» **Given instruction**
Look through the listing and locate every line containing the word "物联网工程"; copy those lines.

» **Extracted data entries**
[BEGIN]

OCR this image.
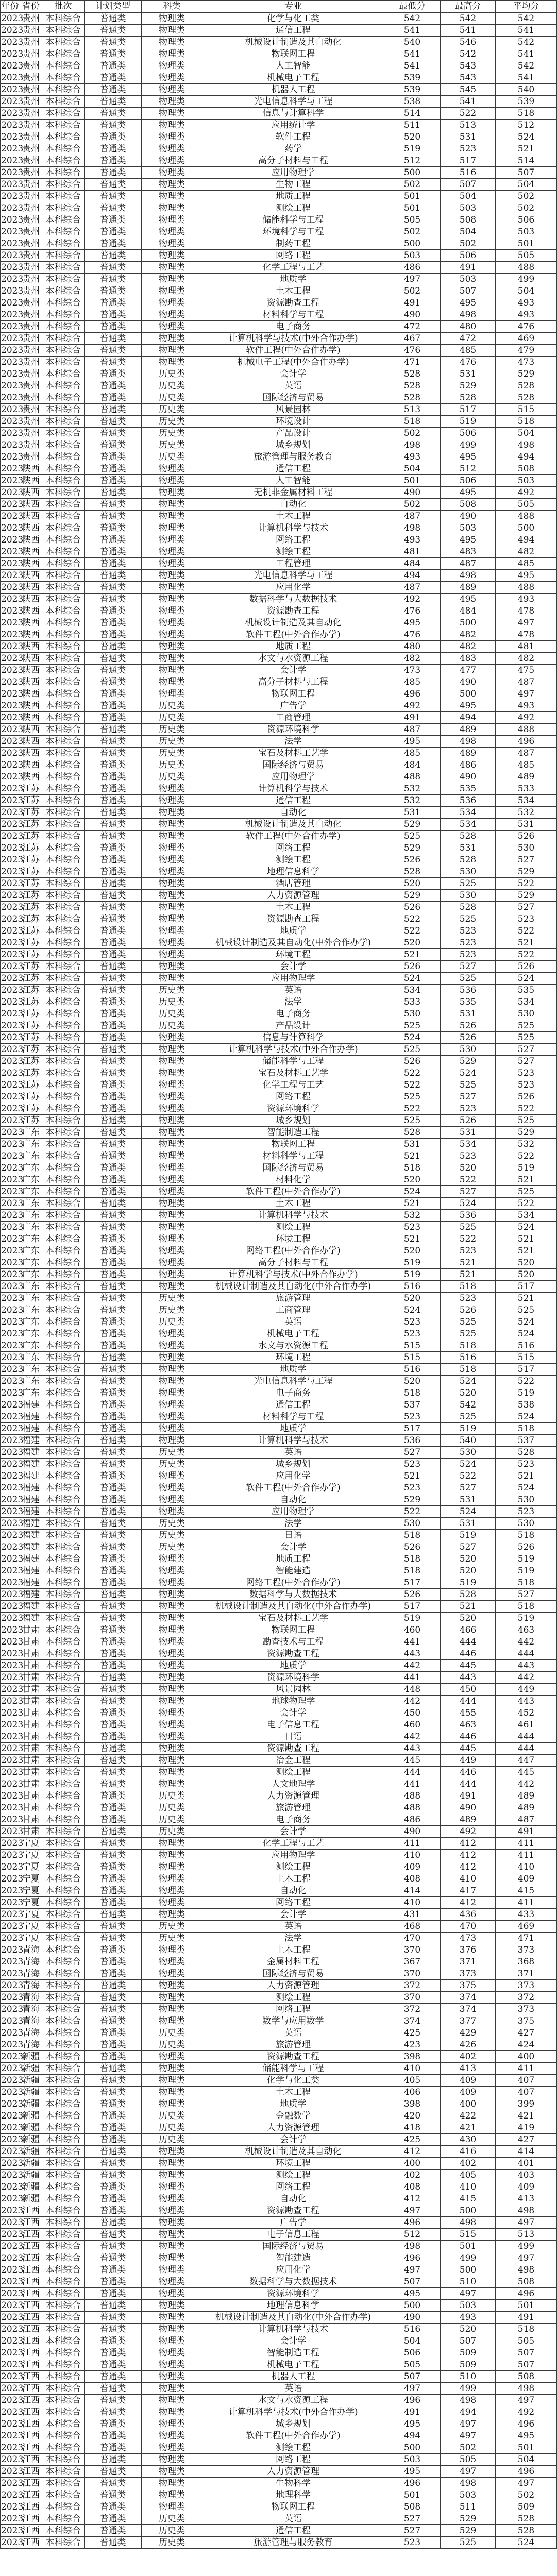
年份	省份	批次	计划类型	科类	专业	最低分	最高分	平均分
2023	贵州	本科综合	普通类	物理类	化学与化工类	542	542	542
2023	贵州	本科综合	普通类	物理类	通信工程	541	541	541
2023	贵州	本科综合	普通类	物理类	机械设计制造及其自动化	540	546	542
2023	贵州	本科综合	普通类	物理类	物联网工程	541	542	541
2023	贵州	本科综合	普通类	物理类	人工智能	541	543	542
2023	贵州	本科综合	普通类	物理类	机械电子工程	539	543	541
2023	贵州	本科综合	普通类	物理类	机器人工程	539	545	540
2023	贵州	本科综合	普通类	物理类	光电信息科学与工程	538	541	539
2023	贵州	本科综合	普通类	物理类	信息与计算科学	514	522	518
2023	贵州	本科综合	普通类	物理类	应用统计学	511	513	512
2023	贵州	本科综合	普通类	物理类	软件工程	520	531	524
2023	贵州	本科综合	普通类	物理类	药学	519	523	521
2023	贵州	本科综合	普通类	物理类	高分子材料与工程	512	517	514
2023	贵州	本科综合	普通类	物理类	应用物理学	500	516	507
2023	贵州	本科综合	普通类	物理类	生物工程	502	507	504
2023	贵州	本科综合	普通类	物理类	地质工程	501	504	502
2023	贵州	本科综合	普通类	物理类	测绘工程	501	503	502
2023	贵州	本科综合	普通类	物理类	储能科学与工程	505	508	506
2023	贵州	本科综合	普通类	物理类	环境科学与工程	502	504	503
2023	贵州	本科综合	普通类	物理类	制药工程	500	502	501
2023	贵州	本科综合	普通类	物理类	网络工程	503	506	505
2023	贵州	本科综合	普通类	物理类	化学工程与工艺	486	491	488
2023	贵州	本科综合	普通类	物理类	地质学	497	503	499
2023	贵州	本科综合	普通类	物理类	土木工程	502	507	504
2023	贵州	本科综合	普通类	物理类	资源勘查工程	491	495	493
2023	贵州	本科综合	普通类	物理类	材料科学与工程	490	498	493
2023	贵州	本科综合	普通类	物理类	电子商务	472	480	476
2023	贵州	本科综合	普通类	物理类	计算机科学与技术(中外合作办学)	467	472	469
2023	贵州	本科综合	普通类	物理类	软件工程(中外合作办学)	476	485	479
2023	贵州	本科综合	普通类	物理类	机械电子工程(中外合作办学)	471	476	473
2023	贵州	本科综合	普通类	历史类	会计学	528	531	529
2023	贵州	本科综合	普通类	历史类	英语	528	529	528
2023	贵州	本科综合	普通类	历史类	国际经济与贸易	528	528	528
2023	贵州	本科综合	普通类	历史类	风景园林	513	517	515
2023	贵州	本科综合	普通类	历史类	环境设计	518	519	518
2023	贵州	本科综合	普通类	历史类	产品设计	502	506	504
2023	贵州	本科综合	普通类	历史类	城乡规划	498	499	498
2023	贵州	本科综合	普通类	历史类	旅游管理与服务教育	493	495	494
2023	陕西	本科综合	普通类	物理类	通信工程	504	512	508
2023	陕西	本科综合	普通类	物理类	人工智能	501	506	503
2023	陕西	本科综合	普通类	物理类	无机非金属材料工程	490	495	492
2023	陕西	本科综合	普通类	物理类	自动化	502	508	505
2023	陕西	本科综合	普通类	物理类	土木工程	487	490	488
2023	陕西	本科综合	普通类	物理类	计算机科学与技术	498	503	500
2023	陕西	本科综合	普通类	物理类	网络工程	493	495	494
2023	陕西	本科综合	普通类	物理类	测绘工程	481	483	482
2023	陕西	本科综合	普通类	物理类	工程管理	484	487	485
2023	陕西	本科综合	普通类	物理类	光电信息科学与工程	494	498	495
2023	陕西	本科综合	普通类	物理类	应用化学	487	489	488
2023	陕西	本科综合	普通类	物理类	数据科学与大数据技术	492	495	493
2023	陕西	本科综合	普通类	物理类	资源勘查工程	476	484	478
2023	陕西	本科综合	普通类	物理类	机械设计制造及其自动化	495	500	497
2023	陕西	本科综合	普通类	物理类	软件工程(中外合作办学)	476	482	478
2023	陕西	本科综合	普通类	物理类	地质工程	480	482	481
2023	陕西	本科综合	普通类	物理类	水文与水资源工程	482	483	482
2023	陕西	本科综合	普通类	物理类	会计学	473	477	475
2023	陕西	本科综合	普通类	物理类	高分子材料与工程	485	490	487
2023	陕西	本科综合	普通类	物理类	物联网工程	496	500	497
2023	陕西	本科综合	普通类	历史类	广告学	492	495	493
2023	陕西	本科综合	普通类	历史类	工商管理	491	494	492
2023	陕西	本科综合	普通类	历史类	资源环境科学	487	489	488
2023	陕西	本科综合	普通类	历史类	法学	495	498	496
2023	陕西	本科综合	普通类	历史类	宝石及材料工艺学	485	489	487
2023	陕西	本科综合	普通类	历史类	国际经济与贸易	484	486	485
2023	陕西	本科综合	普通类	历史类	应用物理学	488	490	489
2023	江苏	本科综合	普通类	物理类	计算机科学与技术	532	535	533
2023	江苏	本科综合	普通类	物理类	通信工程	532	536	534
2023	江苏	本科综合	普通类	物理类	自动化	531	534	532
2023	江苏	本科综合	普通类	物理类	机械设计制造及其自动化	529	534	531
2023	江苏	本科综合	普通类	物理类	软件工程(中外合作办学)	525	528	526
2023	江苏	本科综合	普通类	物理类	网络工程	529	531	530
2023	江苏	本科综合	普通类	物理类	测绘工程	526	528	527
2023	江苏	本科综合	普通类	物理类	地理信息科学	528	530	529
2023	江苏	本科综合	普通类	物理类	酒店管理	520	525	522
2023	江苏	本科综合	普通类	物理类	人力资源管理	529	530	529
2023	江苏	本科综合	普通类	物理类	土木工程	526	528	527
2023	江苏	本科综合	普通类	物理类	资源勘查工程	522	525	523
2023	江苏	本科综合	普通类	物理类	地质学	522	523	522
2023	江苏	本科综合	普通类	物理类	机械设计制造及其自动化(中外合作办学)	520	523	521
2023	江苏	本科综合	普通类	物理类	环境工程	521	523	522
2023	江苏	本科综合	普通类	物理类	会计学	526	527	526
2023	江苏	本科综合	普通类	物理类	应用物理学	524	525	524
2023	江苏	本科综合	普通类	历史类	英语	534	536	535
2023	江苏	本科综合	普通类	历史类	法学	533	535	534
2023	江苏	本科综合	普通类	历史类	电子商务	530	531	530
2023	江苏	本科综合	普通类	历史类	产品设计	525	526	525
2023	江苏	本科综合	普通类	物理类	信息与计算科学	524	526	525
2023	江苏	本科综合	普通类	物理类	计算机科学与技术(中外合作办学)	525	530	527
2023	江苏	本科综合	普通类	物理类	储能科学与工程	526	529	527
2023	江苏	本科综合	普通类	物理类	宝石及材料工艺学	522	524	523
2023	江苏	本科综合	普通类	物理类	化学工程与工艺	522	525	523
2023	江苏	本科综合	普通类	物理类	网络工程	525	527	526
2023	江苏	本科综合	普通类	物理类	资源环境科学	522	523	522
2023	江苏	本科综合	普通类	物理类	城乡规划	525	526	525
2023	广东	本科综合	普通类	物理类	智能制造工程	528	531	529
2023	广东	本科综合	普通类	物理类	物联网工程	531	534	532
2023	广东	本科综合	普通类	物理类	材料科学与工程	521	523	522
2023	广东	本科综合	普通类	物理类	国际经济与贸易	518	520	519
2023	广东	本科综合	普通类	物理类	材料化学	520	522	521
2023	广东	本科综合	普通类	物理类	软件工程(中外合作办学)	524	527	525
2023	广东	本科综合	普通类	物理类	土木工程	521	524	522
2023	广东	本科综合	普通类	物理类	计算机科学与技术	532	536	534
2023	广东	本科综合	普通类	物理类	测绘工程	523	525	524
2023	广东	本科综合	普通类	物理类	环境工程	521	522	521
2023	广东	本科综合	普通类	物理类	网络工程(中外合作办学)	520	523	521
2023	广东	本科综合	普通类	物理类	高分子材料与工程	519	521	520
2023	广东	本科综合	普通类	物理类	计算机科学与技术(中外合作办学)	519	521	520
2023	广东	本科综合	普通类	物理类	机械设计制造及其自动化(中外合作办学)	516	518	517
2023	广东	本科综合	普通类	历史类	旅游管理	520	523	521
2023	广东	本科综合	普通类	历史类	工商管理	524	526	525
2023	广东	本科综合	普通类	历史类	英语	523	525	524
2023	广东	本科综合	普通类	物理类	机械电子工程	523	525	524
2023	广东	本科综合	普通类	物理类	水文与水资源工程	515	518	516
2023	广东	本科综合	普通类	物理类	环境工程	515	516	515
2023	广东	本科综合	普通类	物理类	地质学	516	518	517
2023	广东	本科综合	普通类	物理类	光电信息科学与工程	520	524	522
2023	广东	本科综合	普通类	物理类	电子商务	518	520	519
2023	福建	本科综合	普通类	物理类	通信工程	537	542	538
2023	福建	本科综合	普通类	物理类	材料科学与工程	523	525	524
2023	福建	本科综合	普通类	物理类	地质学	517	519	518
2023	福建	本科综合	普通类	物理类	计算机科学与技术	536	540	537
2023	福建	本科综合	普通类	历史类	英语	527	530	528
2023	福建	本科综合	普通类	历史类	城乡规划	523	524	523
2023	福建	本科综合	普通类	物理类	应用化学	521	522	521
2023	福建	本科综合	普通类	物理类	软件工程(中外合作办学)	523	527	524
2023	福建	本科综合	普通类	物理类	自动化	529	531	530
2023	福建	本科综合	普通类	物理类	应用物理学	522	524	523
2023	福建	本科综合	普通类	历史类	法学	530	531	530
2023	福建	本科综合	普通类	历史类	日语	518	519	518
2023	福建	本科综合	普通类	历史类	会计学	526	527	526
2023	福建	本科综合	普通类	物理类	地质工程	518	520	519
2023	福建	本科综合	普通类	物理类	智能建造	518	520	519
2023	福建	本科综合	普通类	物理类	网络工程(中外合作办学)	517	519	518
2023	福建	本科综合	普通类	物理类	数据科学与大数据技术	526	528	527
2023	福建	本科综合	普通类	物理类	机械设计制造及其自动化(中外合作办学)	517	521	518
2023	福建	本科综合	普通类	物理类	宝石及材料工艺学	519	520	519
2023	甘肃	本科综合	普通类	物理类	物联网工程	460	466	463
2023	甘肃	本科综合	普通类	物理类	勘查技术与工程	441	444	442
2023	甘肃	本科综合	普通类	物理类	资源勘查工程	443	446	444
2023	甘肃	本科综合	普通类	物理类	地质学	442	445	443
2023	甘肃	本科综合	普通类	物理类	资源环境科学	441	443	442
2023	甘肃	本科综合	普通类	物理类	风景园林	448	450	449
2023	甘肃	本科综合	普通类	物理类	地球物理学	442	444	443
2023	甘肃	本科综合	普通类	物理类	会计学	450	455	452
2023	甘肃	本科综合	普通类	物理类	电子信息工程	460	463	461
2023	甘肃	本科综合	普通类	物理类	日语	442	446	444
2023	甘肃	本科综合	普通类	物理类	资源勘查工程	443	445	444
2023	甘肃	本科综合	普通类	物理类	冶金工程	445	449	447
2023	甘肃	本科综合	普通类	物理类	测绘工程	444	446	445
2023	甘肃	本科综合	普通类	物理类	人文地理学	441	444	442
2023	甘肃	本科综合	普通类	历史类	人力资源管理	488	491	489
2023	甘肃	本科综合	普通类	历史类	旅游管理	488	490	489
2023	甘肃	本科综合	普通类	历史类	电子商务	486	489	487
2023	甘肃	本科综合	普通类	历史类	会计学	490	492	491
2023	宁夏	本科综合	普通类	物理类	化学工程与工艺	411	412	411
2023	宁夏	本科综合	普通类	物理类	应用物理学	410	412	411
2023	宁夏	本科综合	普通类	物理类	测绘工程	409	412	410
2023	宁夏	本科综合	普通类	物理类	土木工程	408	410	409
2023	宁夏	本科综合	普通类	物理类	自动化	414	417	415
2023	宁夏	本科综合	普通类	物理类	网络工程	410	412	411
2023	宁夏	本科综合	普通类	物理类	会计学	431	436	433
2023	宁夏	本科综合	普通类	历史类	英语	468	470	469
2023	宁夏	本科综合	普通类	历史类	法学	470	473	471
2023	青海	本科综合	普通类	物理类	土木工程	370	376	373
2023	青海	本科综合	普通类	物理类	金属材料工程	367	371	368
2023	青海	本科综合	普通类	物理类	国际经济与贸易	370	373	371
2023	青海	本科综合	普通类	物理类	人力资源管理	372	375	373
2023	青海	本科综合	普通类	物理类	测绘工程	370	374	372
2023	青海	本科综合	普通类	物理类	网络工程	372	374	373
2023	青海	本科综合	普通类	物理类	数学与应用数学	374	377	375
2023	青海	本科综合	普通类	历史类	英语	425	429	427
2023	青海	本科综合	普通类	历史类	旅游管理	423	426	424
2023	新疆	本科综合	普通类	物理类	资源勘查工程	398	402	400
2023	新疆	本科综合	普通类	物理类	储能科学与工程	410	413	411
2023	新疆	本科综合	普通类	物理类	化学与化工类	405	409	407
2023	新疆	本科综合	普通类	物理类	土木工程	406	409	407
2023	新疆	本科综合	普通类	物理类	地质学	398	400	399
2023	新疆	本科综合	普通类	历史类	金融数学	420	422	421
2023	新疆	本科综合	普通类	历史类	人力资源管理	418	421	419
2023	新疆	本科综合	普通类	历史类	会计学	425	430	427
2023	新疆	本科综合	普通类	物理类	机械设计制造及其自动化	412	416	414
2023	新疆	本科综合	普通类	物理类	环境工程	400	402	401
2023	新疆	本科综合	普通类	物理类	测绘工程	402	405	403
2023	新疆	本科综合	普通类	物理类	网络工程	408	410	409
2023	新疆	本科综合	普通类	物理类	自动化	412	415	413
2023	江西	本科综合	普通类	物理类	资源勘查工程	497	500	498
2023	江西	本科综合	普通类	物理类	广告学	496	498	497
2023	江西	本科综合	普通类	物理类	电子信息工程	512	515	513
2023	江西	本科综合	普通类	物理类	国际经济与贸易	498	501	499
2023	江西	本科综合	普通类	物理类	智能建造	496	499	497
2023	江西	本科综合	普通类	物理类	应用化学	497	500	498
2023	江西	本科综合	普通类	物理类	数据科学与大数据技术	507	510	508
2023	江西	本科综合	普通类	物理类	资源环境科学	495	497	496
2023	江西	本科综合	普通类	物理类	地理信息科学	500	503	501
2023	江西	本科综合	普通类	物理类	机械设计制造及其自动化(中外合作办学)	490	493	491
2023	江西	本科综合	普通类	物理类	计算机科学与技术	516	520	518
2023	江西	本科综合	普通类	物理类	会计学	504	507	505
2023	江西	本科综合	普通类	物理类	智能制造工程	506	509	507
2023	江西	本科综合	普通类	物理类	机械电子工程	505	509	507
2023	江西	本科综合	普通类	物理类	机器人工程	507	510	508
2023	江西	本科综合	普通类	物理类	英语	497	499	498
2023	江西	本科综合	普通类	物理类	水文与水资源工程	496	498	497
2023	江西	本科综合	普通类	物理类	计算机科学与技术(中外合作办学)	491	494	492
2023	江西	本科综合	普通类	物理类	城乡规划	495	497	496
2023	江西	本科综合	普通类	物理类	软件工程(中外合作办学)	494	497	495
2023	江西	本科综合	普通类	物理类	测绘工程	500	502	501
2023	江西	本科综合	普通类	物理类	网络工程	503	505	504
2023	江西	本科综合	普通类	物理类	人力资源管理	495	497	496
2023	江西	本科综合	普通类	物理类	生物科学	496	498	497
2023	江西	本科综合	普通类	物理类	地理科学	501	503	502
2023	江西	本科综合	普通类	物理类	物联网工程	508	511	509
2023	江西	本科综合	普通类	历史类	英语	527	529	528
2023	江西	本科综合	普通类	历史类	通信工程	527	529	528
2023	江西	本科综合	普通类	历史类	旅游管理与服务教育	523	525	524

[END]

» **The completed task**
2023	贵州	本科综合	普通类	物理类	物联网工程	541	542	541
2023	陕西	本科综合	普通类	物理类	物联网工程	496	500	497
2023	广东	本科综合	普通类	物理类	物联网工程	531	534	532
2023	甘肃	本科综合	普通类	物理类	物联网工程	460	466	463
2023	江西	本科综合	普通类	物理类	物联网工程	508	511	509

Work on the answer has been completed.